---------- DATA LISTING ----------
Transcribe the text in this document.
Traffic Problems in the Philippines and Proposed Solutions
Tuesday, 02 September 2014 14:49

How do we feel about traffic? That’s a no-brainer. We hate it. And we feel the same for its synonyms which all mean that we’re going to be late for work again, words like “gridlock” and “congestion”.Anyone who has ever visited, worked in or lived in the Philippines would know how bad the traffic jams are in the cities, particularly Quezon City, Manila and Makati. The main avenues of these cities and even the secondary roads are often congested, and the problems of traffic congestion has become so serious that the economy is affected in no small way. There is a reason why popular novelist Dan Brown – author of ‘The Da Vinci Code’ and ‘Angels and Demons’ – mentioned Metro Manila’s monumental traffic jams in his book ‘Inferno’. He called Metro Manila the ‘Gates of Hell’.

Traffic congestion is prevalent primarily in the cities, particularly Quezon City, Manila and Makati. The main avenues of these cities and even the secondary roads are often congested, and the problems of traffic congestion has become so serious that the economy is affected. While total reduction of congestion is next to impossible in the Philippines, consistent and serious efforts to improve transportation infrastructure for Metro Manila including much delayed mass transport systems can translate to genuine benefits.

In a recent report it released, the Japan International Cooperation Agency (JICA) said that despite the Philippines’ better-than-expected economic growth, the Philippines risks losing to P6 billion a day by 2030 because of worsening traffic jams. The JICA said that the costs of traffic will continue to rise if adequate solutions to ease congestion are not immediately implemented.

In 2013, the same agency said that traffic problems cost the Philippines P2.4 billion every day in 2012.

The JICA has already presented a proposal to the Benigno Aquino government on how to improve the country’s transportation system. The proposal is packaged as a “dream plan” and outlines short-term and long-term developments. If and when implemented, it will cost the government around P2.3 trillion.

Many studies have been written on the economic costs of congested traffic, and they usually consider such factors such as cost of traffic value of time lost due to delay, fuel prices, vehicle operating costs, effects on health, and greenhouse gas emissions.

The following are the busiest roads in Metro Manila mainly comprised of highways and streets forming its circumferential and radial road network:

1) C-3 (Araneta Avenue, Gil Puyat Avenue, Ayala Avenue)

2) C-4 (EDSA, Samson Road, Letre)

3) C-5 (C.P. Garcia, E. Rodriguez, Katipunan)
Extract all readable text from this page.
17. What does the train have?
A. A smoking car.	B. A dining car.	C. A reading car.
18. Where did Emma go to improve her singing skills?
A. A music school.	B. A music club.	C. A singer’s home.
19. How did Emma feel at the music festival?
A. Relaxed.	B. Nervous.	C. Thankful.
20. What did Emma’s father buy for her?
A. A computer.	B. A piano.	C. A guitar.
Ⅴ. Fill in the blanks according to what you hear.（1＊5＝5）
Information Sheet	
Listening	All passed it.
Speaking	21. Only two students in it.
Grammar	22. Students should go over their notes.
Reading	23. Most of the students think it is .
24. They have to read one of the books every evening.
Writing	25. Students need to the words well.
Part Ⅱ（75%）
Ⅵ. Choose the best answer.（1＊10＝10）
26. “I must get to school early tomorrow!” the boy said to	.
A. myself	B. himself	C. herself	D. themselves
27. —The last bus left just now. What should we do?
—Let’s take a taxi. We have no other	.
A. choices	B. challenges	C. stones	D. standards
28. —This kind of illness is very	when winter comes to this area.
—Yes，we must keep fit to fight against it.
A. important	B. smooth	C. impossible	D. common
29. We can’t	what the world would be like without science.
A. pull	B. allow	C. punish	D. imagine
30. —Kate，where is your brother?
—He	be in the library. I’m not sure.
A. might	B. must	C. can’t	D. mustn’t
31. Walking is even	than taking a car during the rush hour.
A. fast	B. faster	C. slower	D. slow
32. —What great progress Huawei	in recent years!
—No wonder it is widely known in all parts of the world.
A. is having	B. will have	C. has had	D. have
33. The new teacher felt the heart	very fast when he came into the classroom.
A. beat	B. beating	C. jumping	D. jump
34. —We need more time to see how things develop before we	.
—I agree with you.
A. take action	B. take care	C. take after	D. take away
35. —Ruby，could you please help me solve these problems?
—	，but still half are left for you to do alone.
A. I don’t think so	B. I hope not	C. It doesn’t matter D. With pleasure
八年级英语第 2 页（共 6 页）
----------
## [TO BE DONE]
All entries shown above should be printed again exactly.

## [WORKED SOLUTION]
Transcribe the text in this document.
Traffic Problems in the Philippines and Proposed Solutions
Tuesday, 02 September 2014 14:49

How do we feel about traffic? That’s a no-brainer. We hate it. And we feel the same for its synonyms which all mean that we’re going to be late for work again, words like “gridlock” and “congestion”.Anyone who has ever visited, worked in or lived in the Philippines would know how bad the traffic jams are in the cities, particularly Quezon City, Manila and Makati. The main avenues of these cities and even the secondary roads are often congested, and the problems of traffic congestion has become so serious that the economy is affected in no small way. There is a reason why popular novelist Dan Brown – author of ‘The Da Vinci Code’ and ‘Angels and Demons’ – mentioned Metro Manila’s monumental traffic jams in his book ‘Inferno’. He called Metro Manila the ‘Gates of Hell’.

Traffic congestion is prevalent primarily in the cities, particularly Quezon City, Manila and Makati. The main avenues of these cities and even the secondary roads are often congested, and the problems of traffic congestion has become so serious that the economy is affected. While total reduction of congestion is next to impossible in the Philippines, consistent and serious efforts to improve transportation infrastructure for Metro Manila including much delayed mass transport systems can translate to genuine benefits.

In a recent report it released, the Japan International Cooperation Agency (JICA) said that despite the Philippines’ better-than-expected economic growth, the Philippines risks losing to P6 billion a day by 2030 because of worsening traffic jams. The JICA said that the costs of traffic will continue to rise if adequate solutions to ease congestion are not immediately implemented.

In 2013, the same agency said that traffic problems cost the Philippines P2.4 billion every day in 2012.

The JICA has already presented a proposal to the Benigno Aquino government on how to improve the country’s transportation system. The proposal is packaged as a “dream plan” and outlines short-term and long-term developments. If and when implemented, it will cost the government around P2.3 trillion.

Many studies have been written on the economic costs of congested traffic, and they usually consider such factors such as cost of traffic value of time lost due to delay, fuel prices, vehicle operating costs, effects on health, and greenhouse gas emissions.

The following are the busiest roads in Metro Manila mainly comprised of highways and streets forming its circumferential and radial road network:

1) C-3 (Araneta Avenue, Gil Puyat Avenue, Ayala Avenue)

2) C-4 (EDSA, Samson Road, Letre)

3) C-5 (C.P. Garcia, E. Rodriguez, Katipunan)
Extract all readable text from this page.
17. What does the train have?
A. A smoking car.	B. A dining car.	C. A reading car.
18. Where did Emma go to improve her singing skills?
A. A music school.	B. A music club.	C. A singer’s home.
19. How did Emma feel at the music festival?
A. Relaxed.	B. Nervous.	C. Thankful.
20. What did Emma’s father buy for her?
A. A computer.	B. A piano.	C. A guitar.
Ⅴ. Fill in the blanks according to what you hear.（1＊5＝5）
Information Sheet	
Listening	All passed it.
Speaking	21. Only two students in it.
Grammar	22. Students should go over their notes.
Reading	23. Most of the students think it is .
24. They have to read one of the books every evening.
Writing	25. Students need to the words well.
Part Ⅱ（75%）
Ⅵ. Choose the best answer.（1＊10＝10）
26. “I must get to school early tomorrow!” the boy said to	.
A. myself	B. himself	C. herself	D. themselves
27. —The last bus left just now. What should we do?
—Let’s take a taxi. We have no other	.
A. choices	B. challenges	C. stones	D. standards
28. —This kind of illness is very	when winter comes to this area.
—Yes，we must keep fit to fight against it.
A. important	B. smooth	C. impossible	D. common
29. We can’t	what the world would be like without science.
A. pull	B. allow	C. punish	D. imagine
30. —Kate，where is your brother?
—He	be in the library. I’m not sure.
A. might	B. must	C. can’t	D. mustn’t
31. Walking is even	than taking a car during the rush hour.
A. fast	B. faster	C. slower	D. slow
32. —What great progress Huawei	in recent years!
—No wonder it is widely known in all parts of the world.
A. is having	B. will have	C. has had	D. have
33. The new teacher felt the heart	very fast when he came into the classroom.
A. beat	B. beating	C. jumping	D. jump
34. —We need more time to see how things develop before we	.
—I agree with you.
A. take action	B. take care	C. take after	D. take away
35. —Ruby，could you please help me solve these problems?
—	，but still half are left for you to do alone.
A. I don’t think so	B. I hope not	C. It doesn’t matter D. With pleasure
八年级英语第 2 页（共 6 页）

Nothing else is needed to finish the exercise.